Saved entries
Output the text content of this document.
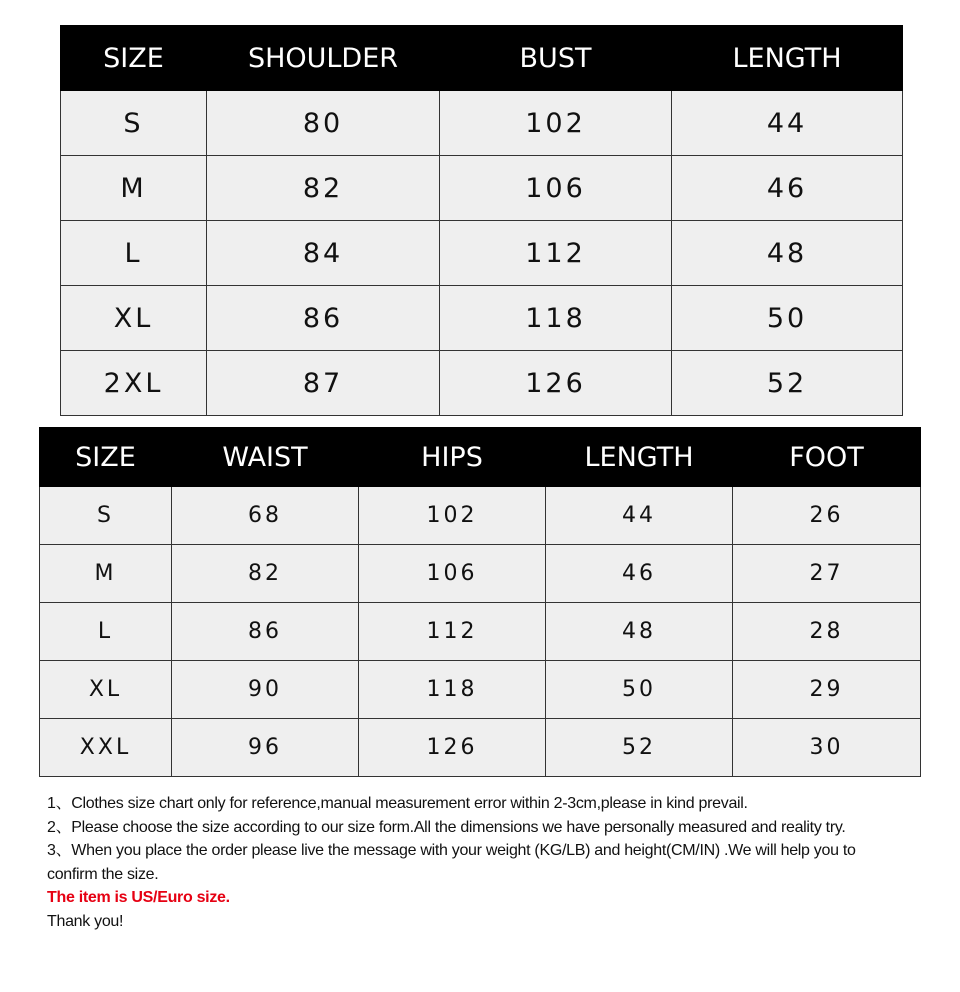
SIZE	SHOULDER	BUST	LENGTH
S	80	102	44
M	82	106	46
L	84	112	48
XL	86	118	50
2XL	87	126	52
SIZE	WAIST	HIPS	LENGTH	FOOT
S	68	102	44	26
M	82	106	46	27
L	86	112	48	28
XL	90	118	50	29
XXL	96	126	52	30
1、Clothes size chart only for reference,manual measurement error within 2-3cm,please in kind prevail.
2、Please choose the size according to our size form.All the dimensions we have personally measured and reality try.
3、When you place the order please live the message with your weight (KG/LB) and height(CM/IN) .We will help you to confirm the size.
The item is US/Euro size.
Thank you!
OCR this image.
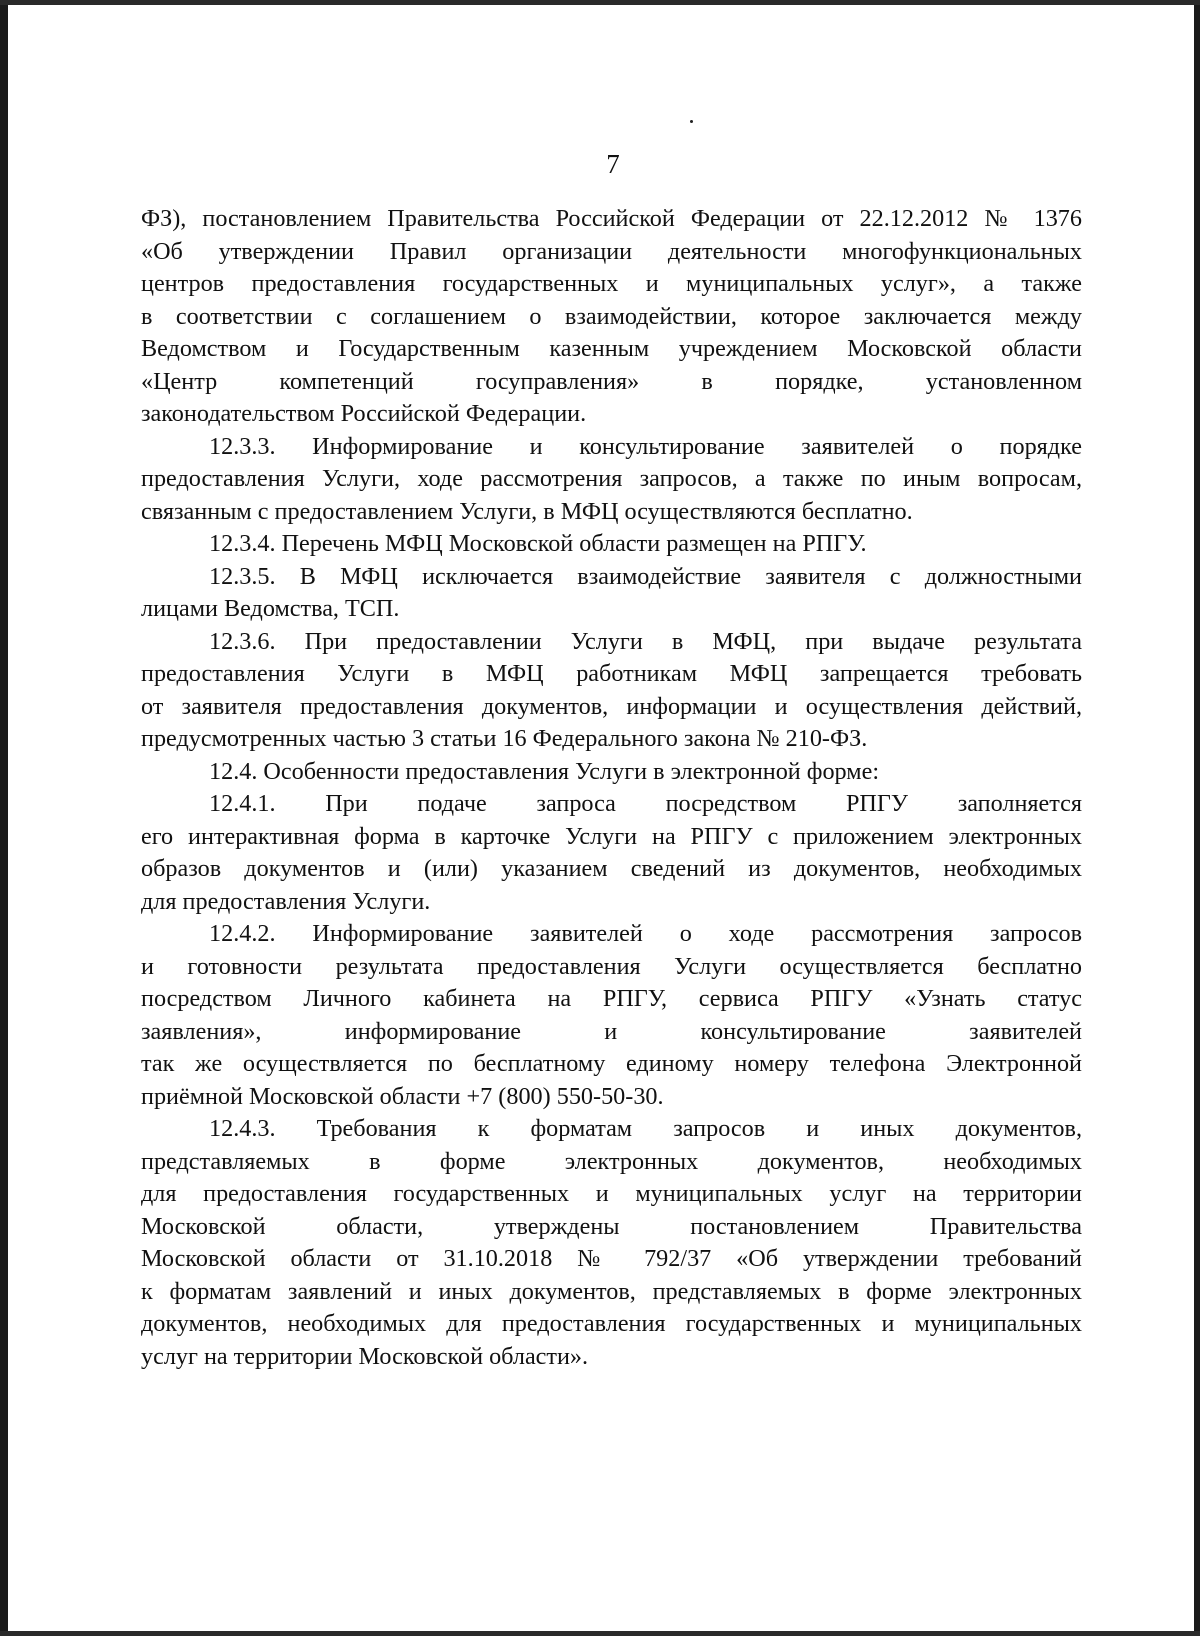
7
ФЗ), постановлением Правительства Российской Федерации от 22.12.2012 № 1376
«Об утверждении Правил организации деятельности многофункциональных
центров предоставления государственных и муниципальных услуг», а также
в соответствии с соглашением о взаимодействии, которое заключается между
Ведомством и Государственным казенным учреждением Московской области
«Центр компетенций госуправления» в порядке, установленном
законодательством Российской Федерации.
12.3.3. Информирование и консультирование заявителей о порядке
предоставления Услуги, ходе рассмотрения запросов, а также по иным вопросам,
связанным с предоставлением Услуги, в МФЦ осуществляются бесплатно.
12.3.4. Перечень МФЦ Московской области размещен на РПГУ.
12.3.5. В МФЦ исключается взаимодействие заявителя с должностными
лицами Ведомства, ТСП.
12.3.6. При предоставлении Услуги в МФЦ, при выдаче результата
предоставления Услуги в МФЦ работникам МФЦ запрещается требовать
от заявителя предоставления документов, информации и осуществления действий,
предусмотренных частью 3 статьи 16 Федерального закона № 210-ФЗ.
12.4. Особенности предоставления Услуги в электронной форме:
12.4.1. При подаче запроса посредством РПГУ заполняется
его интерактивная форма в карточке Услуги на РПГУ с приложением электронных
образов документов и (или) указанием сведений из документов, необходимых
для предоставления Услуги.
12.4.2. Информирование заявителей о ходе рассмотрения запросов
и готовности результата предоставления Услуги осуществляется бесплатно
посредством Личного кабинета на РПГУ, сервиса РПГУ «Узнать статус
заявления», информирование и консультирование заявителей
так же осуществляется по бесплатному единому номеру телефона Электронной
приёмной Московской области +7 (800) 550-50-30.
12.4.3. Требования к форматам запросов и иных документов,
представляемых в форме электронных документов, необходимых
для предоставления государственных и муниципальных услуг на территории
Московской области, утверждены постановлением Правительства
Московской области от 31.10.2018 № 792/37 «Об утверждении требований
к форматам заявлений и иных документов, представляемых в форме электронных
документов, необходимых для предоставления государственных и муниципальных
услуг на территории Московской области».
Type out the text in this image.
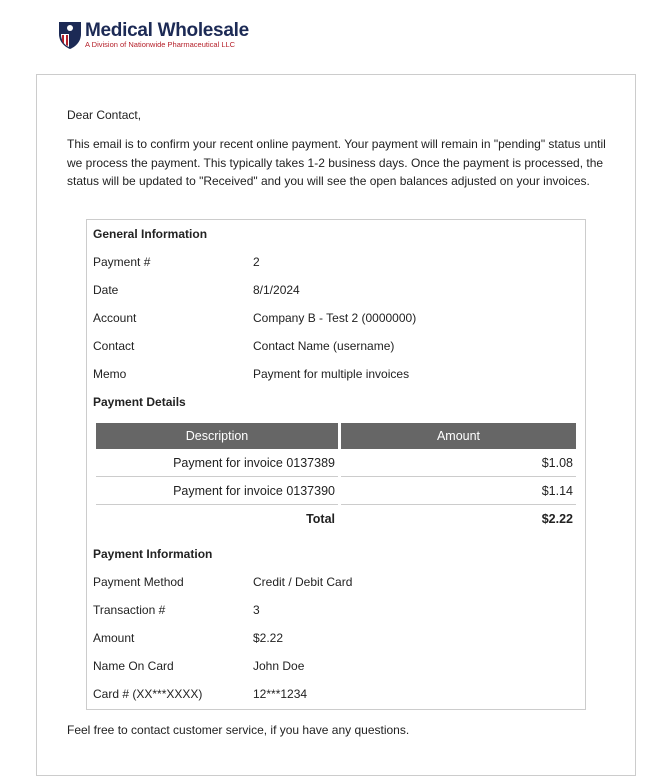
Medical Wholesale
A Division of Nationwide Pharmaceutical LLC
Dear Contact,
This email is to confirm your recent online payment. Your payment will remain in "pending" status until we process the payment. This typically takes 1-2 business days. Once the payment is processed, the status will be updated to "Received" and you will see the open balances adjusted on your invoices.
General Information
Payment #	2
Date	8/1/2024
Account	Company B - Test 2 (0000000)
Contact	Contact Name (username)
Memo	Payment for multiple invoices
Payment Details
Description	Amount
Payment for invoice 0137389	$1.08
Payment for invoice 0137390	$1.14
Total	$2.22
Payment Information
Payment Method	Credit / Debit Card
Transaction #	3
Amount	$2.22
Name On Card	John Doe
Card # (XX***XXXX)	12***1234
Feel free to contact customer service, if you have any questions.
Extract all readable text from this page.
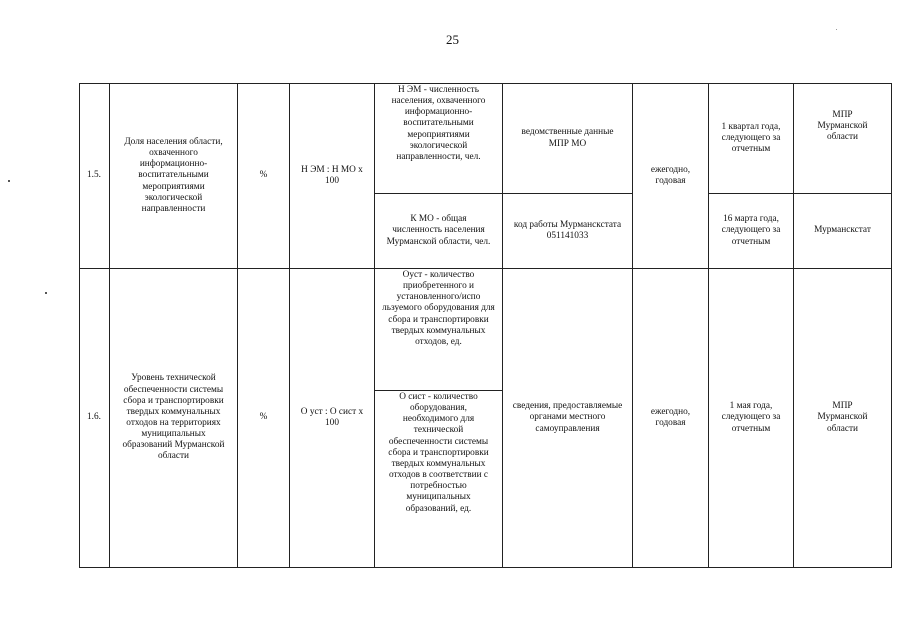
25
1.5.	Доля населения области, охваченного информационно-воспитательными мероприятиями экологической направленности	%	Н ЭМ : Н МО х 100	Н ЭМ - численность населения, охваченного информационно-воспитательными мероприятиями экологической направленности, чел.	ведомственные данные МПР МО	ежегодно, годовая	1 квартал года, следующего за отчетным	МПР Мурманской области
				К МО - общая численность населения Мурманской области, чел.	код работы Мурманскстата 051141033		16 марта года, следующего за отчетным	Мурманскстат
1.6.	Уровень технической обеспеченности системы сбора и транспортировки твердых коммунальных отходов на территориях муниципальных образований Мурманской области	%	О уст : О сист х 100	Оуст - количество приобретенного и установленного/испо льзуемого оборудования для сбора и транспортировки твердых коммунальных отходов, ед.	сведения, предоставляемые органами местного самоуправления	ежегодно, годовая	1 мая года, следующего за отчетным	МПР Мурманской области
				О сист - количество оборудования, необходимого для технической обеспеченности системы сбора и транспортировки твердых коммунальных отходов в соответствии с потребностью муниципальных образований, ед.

- [Instructions for the task]: Quote the listing above in full, except for the pictures.

- [Exercise response]:
Output the text content of this document.
SIZE	SHOULDER	BUST	LENGTH
S	80	102	44
M	82	106	46
L	84	112	48
XL	86	118	50
2XL	87	126	52
SIZE	WAIST	HIPS	LENGTH	FOOT
S	68	102	44	26
M	82	106	46	27
L	86	112	48	28
XL	90	118	50	29
XXL	96	126	52	30
1、Clothes size chart only for reference,manual measurement error within 2-3cm,please in kind prevail.
2、Please choose the size according to our size form.All the dimensions we have personally measured and reality try.
3、When you place the order please live the message with your weight (KG/LB) and height(CM/IN) .We will help you to confirm the size.
The item is US/Euro size.
Thank you!
OCR this image.
7
ФЗ), постановлением Правительства Российской Федерации от 22.12.2012 № 1376
«Об утверждении Правил организации деятельности многофункциональных
центров предоставления государственных и муниципальных услуг», а также
в соответствии с соглашением о взаимодействии, которое заключается между
Ведомством и Государственным казенным учреждением Московской области
«Центр компетенций госуправления» в порядке, установленном
законодательством Российской Федерации.
12.3.3. Информирование и консультирование заявителей о порядке
предоставления Услуги, ходе рассмотрения запросов, а также по иным вопросам,
связанным с предоставлением Услуги, в МФЦ осуществляются бесплатно.
12.3.4. Перечень МФЦ Московской области размещен на РПГУ.
12.3.5. В МФЦ исключается взаимодействие заявителя с должностными
лицами Ведомства, ТСП.
12.3.6. При предоставлении Услуги в МФЦ, при выдаче результата
предоставления Услуги в МФЦ работникам МФЦ запрещается требовать
от заявителя предоставления документов, информации и осуществления действий,
предусмотренных частью 3 статьи 16 Федерального закона № 210-ФЗ.
12.4. Особенности предоставления Услуги в электронной форме:
12.4.1. При подаче запроса посредством РПГУ заполняется
его интерактивная форма в карточке Услуги на РПГУ с приложением электронных
образов документов и (или) указанием сведений из документов, необходимых
для предоставления Услуги.
12.4.2. Информирование заявителей о ходе рассмотрения запросов
и готовности результата предоставления Услуги осуществляется бесплатно
посредством Личного кабинета на РПГУ, сервиса РПГУ «Узнать статус
заявления», информирование и консультирование заявителей
так же осуществляется по бесплатному единому номеру телефона Электронной
приёмной Московской области +7 (800) 550-50-30.
12.4.3. Требования к форматам запросов и иных документов,
представляемых в форме электронных документов, необходимых
для предоставления государственных и муниципальных услуг на территории
Московской области, утверждены постановлением Правительства
Московской области от 31.10.2018 № 792/37 «Об утверждении требований
к форматам заявлений и иных документов, представляемых в форме электронных
документов, необходимых для предоставления государственных и муниципальных
услуг на территории Московской области».
Type out the text in this image.
Medical Wholesale
A Division of Nationwide Pharmaceutical LLC
Dear Contact,
This email is to confirm your recent online payment. Your payment will remain in "pending" status until we process the payment. This typically takes 1-2 business days. Once the payment is processed, the status will be updated to "Received" and you will see the open balances adjusted on your invoices.
General Information
Payment #	2
Date	8/1/2024
Account	Company B - Test 2 (0000000)
Contact	Contact Name (username)
Memo	Payment for multiple invoices
Payment Details
Description	Amount
Payment for invoice 0137389	$1.08
Payment for invoice 0137390	$1.14
Total	$2.22
Payment Information
Payment Method	Credit / Debit Card
Transaction #	3
Amount	$2.22
Name On Card	John Doe
Card # (XX***XXXX)	12***1234
Feel free to contact customer service, if you have any questions.
Extract all readable text from this page.
25
1.5.	Доля населения области, охваченного информационно-воспитательными мероприятиями экологической направленности	%	Н ЭМ : Н МО х 100	Н ЭМ - численность населения, охваченного информационно-воспитательными мероприятиями экологической направленности, чел.	ведомственные данные МПР МО	ежегодно, годовая	1 квартал года, следующего за отчетным	МПР Мурманской области
				К МО - общая численность населения Мурманской области, чел.	код работы Мурманскстата 051141033		16 марта года, следующего за отчетным	Мурманскстат
1.6.	Уровень технической обеспеченности системы сбора и транспортировки твердых коммунальных отходов на территориях муниципальных образований Мурманской области	%	О уст : О сист х 100	Оуст - количество приобретенного и установленного/испо льзуемого оборудования для сбора и транспортировки твердых коммунальных отходов, ед.	сведения, предоставляемые органами местного самоуправления	ежегодно, годовая	1 мая года, следующего за отчетным	МПР Мурманской области
				О сист - количество оборудования, необходимого для технической обеспеченности системы сбора и транспортировки твердых коммунальных отходов в соответствии с потребностью муниципальных образований, ед.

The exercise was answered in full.